__Stored data__.
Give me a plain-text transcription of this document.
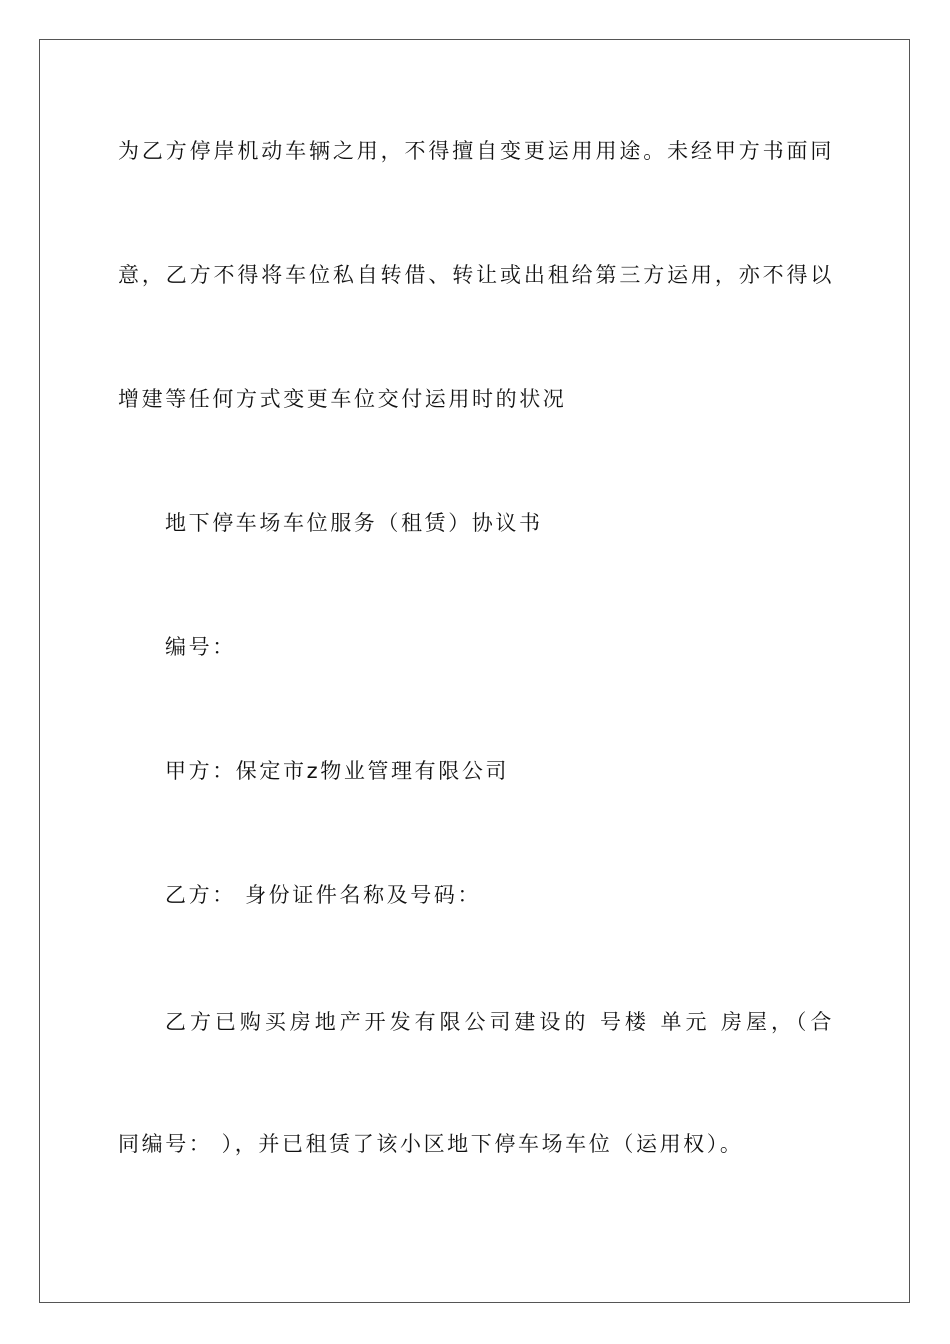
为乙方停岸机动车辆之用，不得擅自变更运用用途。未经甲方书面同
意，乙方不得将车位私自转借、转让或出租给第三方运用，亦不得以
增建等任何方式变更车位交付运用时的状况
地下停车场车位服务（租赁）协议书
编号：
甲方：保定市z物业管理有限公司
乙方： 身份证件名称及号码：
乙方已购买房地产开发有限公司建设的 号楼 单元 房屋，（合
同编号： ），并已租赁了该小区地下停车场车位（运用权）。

__Task requirements__.
Please set down each line of the data above exactly as written, without the pictures.

__Reply__.
Give me a plain-text transcription of this document.
为乙方停岸机动车辆之用，不得擅自变更运用用途。未经甲方书面同
意，乙方不得将车位私自转借、转让或出租给第三方运用，亦不得以
增建等任何方式变更车位交付运用时的状况
地下停车场车位服务（租赁）协议书
编号：
甲方：保定市z物业管理有限公司
乙方： 身份证件名称及号码：
乙方已购买房地产开发有限公司建设的 号楼 单元 房屋，（合
同编号： ），并已租赁了该小区地下停车场车位（运用权）。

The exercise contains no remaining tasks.